Task directions: Pick out each line of the records in which the word "PROTECTION" appears.
* start Available records *
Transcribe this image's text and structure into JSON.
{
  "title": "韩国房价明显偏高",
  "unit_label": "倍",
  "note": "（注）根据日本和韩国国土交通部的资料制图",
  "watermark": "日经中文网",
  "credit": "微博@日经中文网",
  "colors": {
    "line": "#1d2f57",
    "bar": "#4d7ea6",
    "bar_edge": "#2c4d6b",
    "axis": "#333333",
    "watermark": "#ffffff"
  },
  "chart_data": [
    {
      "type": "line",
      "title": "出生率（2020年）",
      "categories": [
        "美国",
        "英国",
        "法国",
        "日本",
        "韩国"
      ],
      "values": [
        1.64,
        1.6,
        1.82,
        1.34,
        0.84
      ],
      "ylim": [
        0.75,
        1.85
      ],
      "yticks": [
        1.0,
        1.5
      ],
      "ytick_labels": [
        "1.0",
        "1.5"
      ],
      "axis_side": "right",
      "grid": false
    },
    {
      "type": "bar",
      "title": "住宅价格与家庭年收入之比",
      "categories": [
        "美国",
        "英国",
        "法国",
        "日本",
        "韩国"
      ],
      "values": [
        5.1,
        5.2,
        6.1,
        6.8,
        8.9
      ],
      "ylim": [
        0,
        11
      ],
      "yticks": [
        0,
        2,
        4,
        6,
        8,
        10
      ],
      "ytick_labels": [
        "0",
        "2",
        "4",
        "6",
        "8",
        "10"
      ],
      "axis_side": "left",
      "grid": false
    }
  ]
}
* end Available records *
* start Available records *
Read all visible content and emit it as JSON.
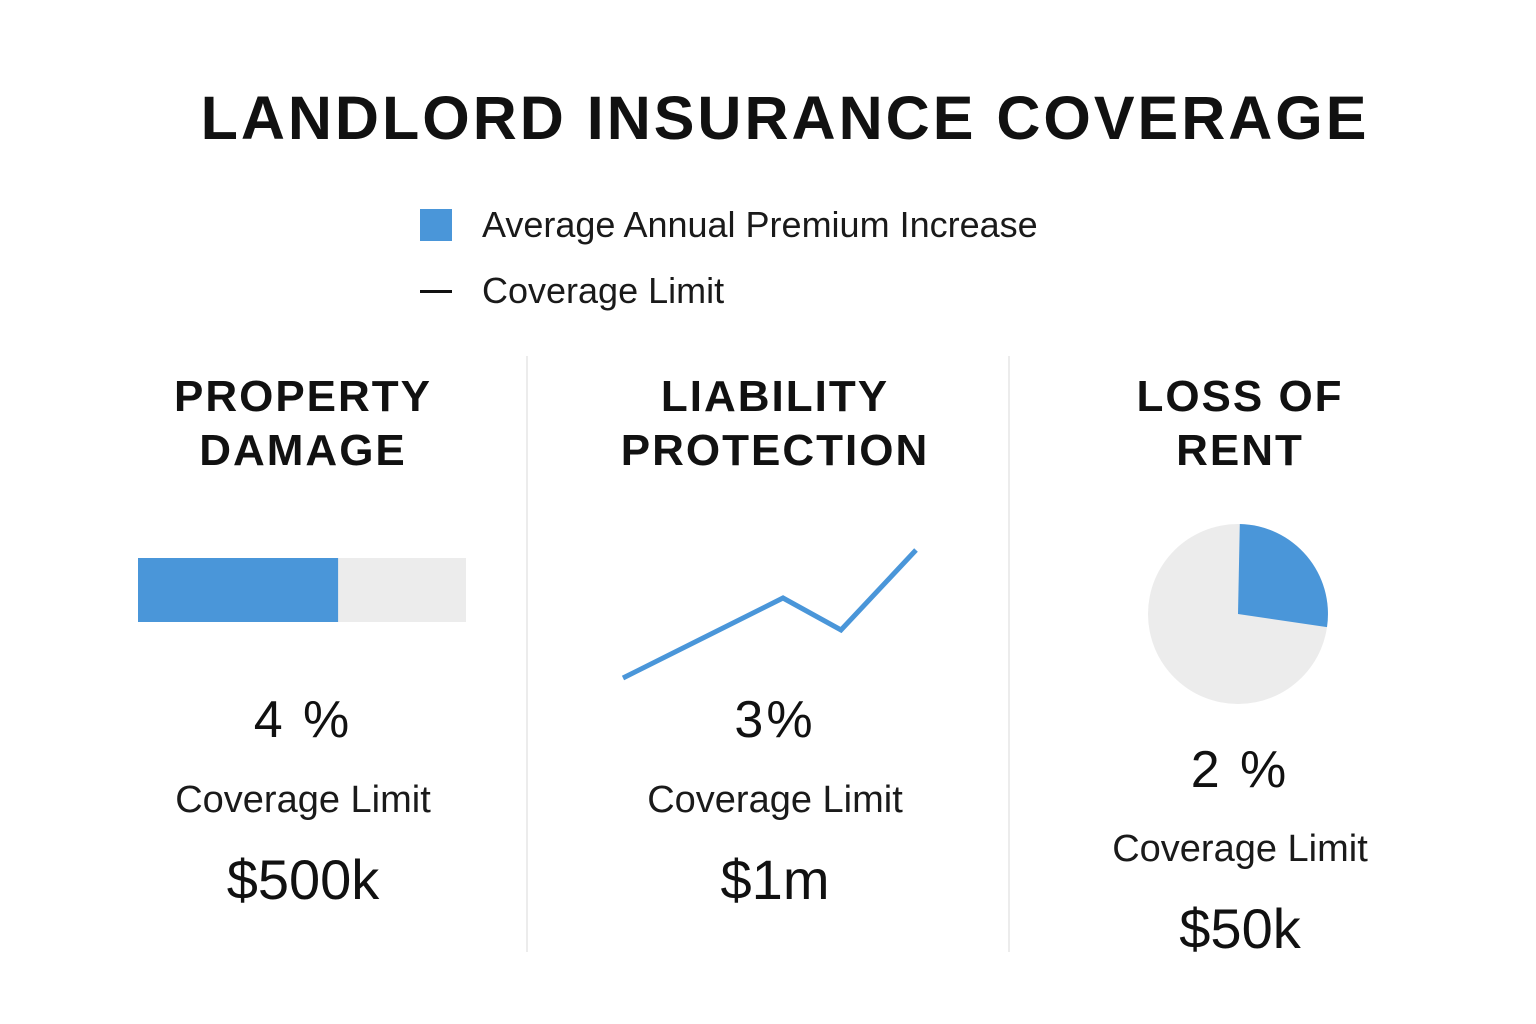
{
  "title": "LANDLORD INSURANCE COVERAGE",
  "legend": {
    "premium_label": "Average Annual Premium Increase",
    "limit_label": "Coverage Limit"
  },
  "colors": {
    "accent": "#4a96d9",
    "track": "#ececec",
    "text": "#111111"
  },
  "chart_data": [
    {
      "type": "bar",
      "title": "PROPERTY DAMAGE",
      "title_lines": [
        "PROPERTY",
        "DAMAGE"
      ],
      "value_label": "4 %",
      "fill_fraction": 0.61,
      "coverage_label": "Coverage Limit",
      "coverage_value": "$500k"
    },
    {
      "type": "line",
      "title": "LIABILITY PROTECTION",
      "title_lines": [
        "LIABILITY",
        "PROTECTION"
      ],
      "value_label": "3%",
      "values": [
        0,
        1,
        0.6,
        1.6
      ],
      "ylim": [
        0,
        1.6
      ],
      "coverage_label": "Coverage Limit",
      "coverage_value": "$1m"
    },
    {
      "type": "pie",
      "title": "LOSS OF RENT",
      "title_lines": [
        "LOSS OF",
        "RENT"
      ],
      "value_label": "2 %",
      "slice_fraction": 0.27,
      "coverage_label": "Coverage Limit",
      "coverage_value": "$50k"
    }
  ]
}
* end Available records *
Worked solution:
      "title": "LIABILITY PROTECTION",
        "PROTECTION"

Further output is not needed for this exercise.